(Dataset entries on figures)
-- START --
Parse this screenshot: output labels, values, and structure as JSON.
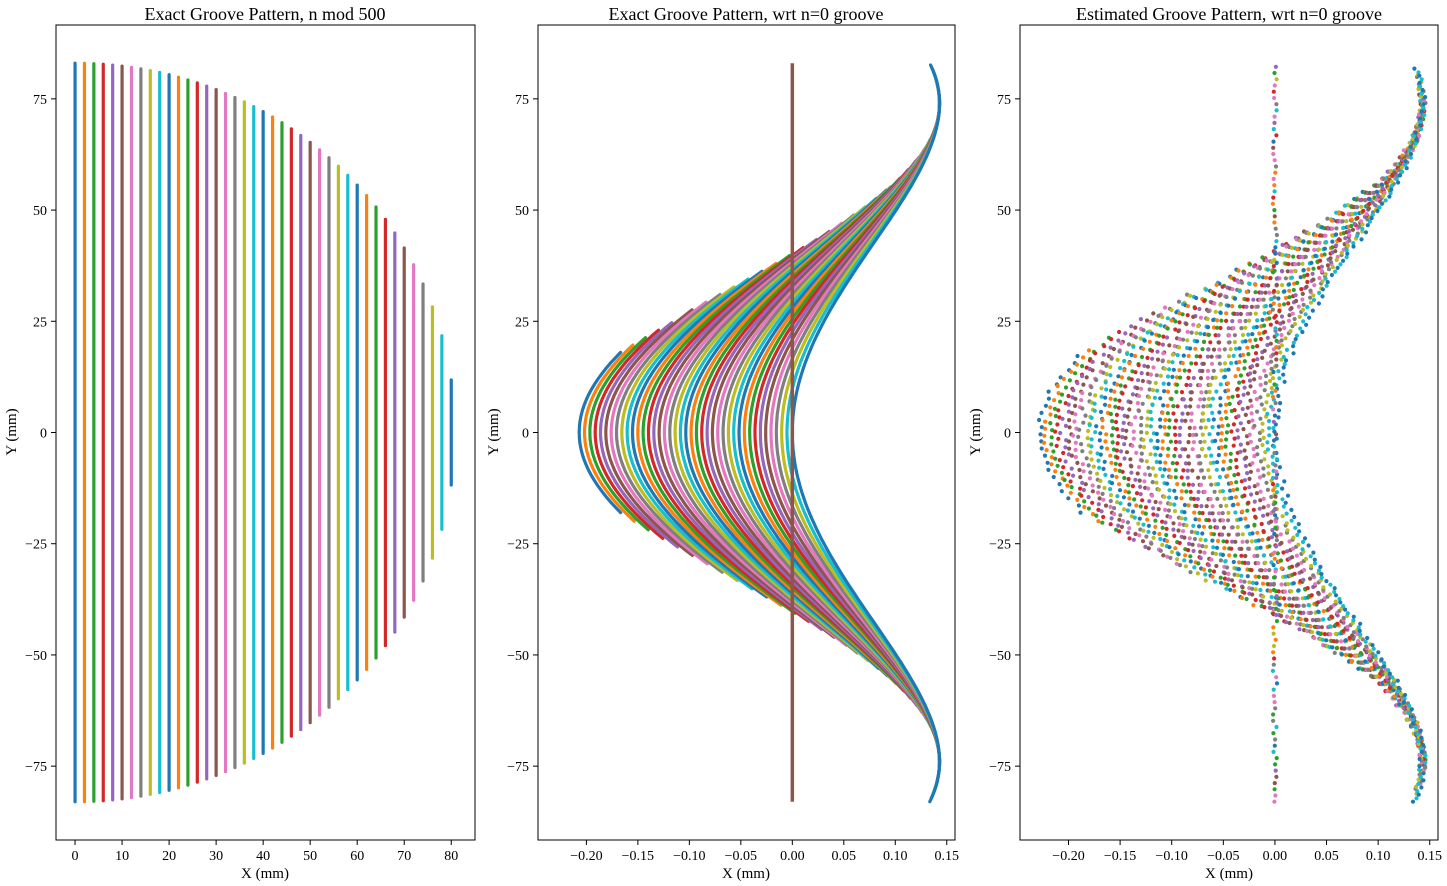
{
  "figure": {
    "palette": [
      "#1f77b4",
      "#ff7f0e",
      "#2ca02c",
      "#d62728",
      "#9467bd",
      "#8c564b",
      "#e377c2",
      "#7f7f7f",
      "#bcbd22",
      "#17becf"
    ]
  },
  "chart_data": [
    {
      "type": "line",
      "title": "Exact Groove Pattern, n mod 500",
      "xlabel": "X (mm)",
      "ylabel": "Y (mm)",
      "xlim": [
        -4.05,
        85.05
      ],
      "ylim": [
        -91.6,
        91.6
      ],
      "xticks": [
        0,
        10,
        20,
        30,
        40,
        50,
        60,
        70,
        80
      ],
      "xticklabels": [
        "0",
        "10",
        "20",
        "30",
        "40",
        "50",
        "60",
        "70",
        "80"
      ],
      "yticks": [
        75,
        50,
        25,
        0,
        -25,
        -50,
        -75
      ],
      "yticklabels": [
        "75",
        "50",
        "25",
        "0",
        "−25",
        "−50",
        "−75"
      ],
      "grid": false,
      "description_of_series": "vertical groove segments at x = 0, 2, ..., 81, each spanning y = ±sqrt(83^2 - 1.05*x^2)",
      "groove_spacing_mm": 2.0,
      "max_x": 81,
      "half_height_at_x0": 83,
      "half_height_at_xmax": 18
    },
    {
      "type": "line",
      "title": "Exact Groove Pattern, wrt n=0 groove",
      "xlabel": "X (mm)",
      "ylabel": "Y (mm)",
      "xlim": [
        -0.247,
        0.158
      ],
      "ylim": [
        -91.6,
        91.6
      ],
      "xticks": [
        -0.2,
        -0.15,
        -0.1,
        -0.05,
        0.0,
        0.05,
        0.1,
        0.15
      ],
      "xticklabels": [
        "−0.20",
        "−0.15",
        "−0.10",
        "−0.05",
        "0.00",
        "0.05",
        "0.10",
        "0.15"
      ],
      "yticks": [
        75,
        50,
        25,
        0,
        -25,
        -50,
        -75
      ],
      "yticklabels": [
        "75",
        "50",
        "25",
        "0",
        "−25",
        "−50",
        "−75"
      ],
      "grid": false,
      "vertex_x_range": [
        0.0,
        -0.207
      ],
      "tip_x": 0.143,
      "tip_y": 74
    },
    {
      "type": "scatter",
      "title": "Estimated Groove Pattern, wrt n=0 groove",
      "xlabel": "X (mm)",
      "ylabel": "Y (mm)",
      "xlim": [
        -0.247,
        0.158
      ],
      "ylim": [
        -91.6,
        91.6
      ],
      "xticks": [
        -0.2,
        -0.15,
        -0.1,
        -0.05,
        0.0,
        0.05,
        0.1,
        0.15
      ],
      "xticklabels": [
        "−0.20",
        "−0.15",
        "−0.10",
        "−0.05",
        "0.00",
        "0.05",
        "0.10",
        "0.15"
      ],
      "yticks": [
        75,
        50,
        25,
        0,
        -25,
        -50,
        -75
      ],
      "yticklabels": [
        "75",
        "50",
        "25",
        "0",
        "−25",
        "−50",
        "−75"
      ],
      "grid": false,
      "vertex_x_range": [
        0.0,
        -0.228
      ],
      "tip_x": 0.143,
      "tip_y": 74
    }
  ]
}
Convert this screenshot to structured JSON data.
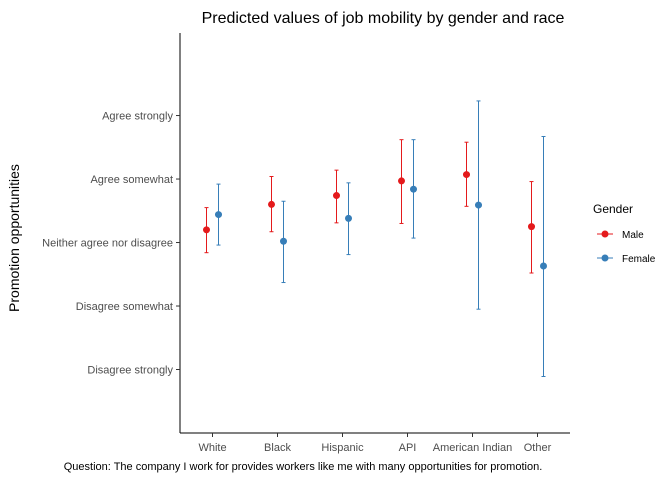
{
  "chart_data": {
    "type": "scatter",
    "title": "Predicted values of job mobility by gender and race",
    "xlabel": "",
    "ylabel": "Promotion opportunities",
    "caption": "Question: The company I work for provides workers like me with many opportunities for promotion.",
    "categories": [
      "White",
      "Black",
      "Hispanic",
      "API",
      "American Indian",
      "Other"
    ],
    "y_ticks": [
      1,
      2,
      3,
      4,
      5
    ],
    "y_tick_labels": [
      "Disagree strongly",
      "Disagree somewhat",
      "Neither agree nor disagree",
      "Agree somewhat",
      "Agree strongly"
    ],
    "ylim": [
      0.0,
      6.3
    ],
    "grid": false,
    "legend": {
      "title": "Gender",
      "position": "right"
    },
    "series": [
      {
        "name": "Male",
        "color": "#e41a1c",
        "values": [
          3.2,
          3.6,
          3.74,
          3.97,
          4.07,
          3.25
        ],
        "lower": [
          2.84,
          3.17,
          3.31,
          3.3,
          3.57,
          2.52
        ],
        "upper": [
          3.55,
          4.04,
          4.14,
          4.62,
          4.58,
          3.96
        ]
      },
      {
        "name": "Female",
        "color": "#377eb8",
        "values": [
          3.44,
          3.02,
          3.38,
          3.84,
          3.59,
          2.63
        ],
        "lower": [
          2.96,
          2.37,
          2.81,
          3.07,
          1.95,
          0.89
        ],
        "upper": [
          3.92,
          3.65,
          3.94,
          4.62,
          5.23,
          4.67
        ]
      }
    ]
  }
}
-- END --
| WORK TO DO |
From the data above, work out how many lines contain the string "opportunities" and reply with only the number.

| RESPONSE |
2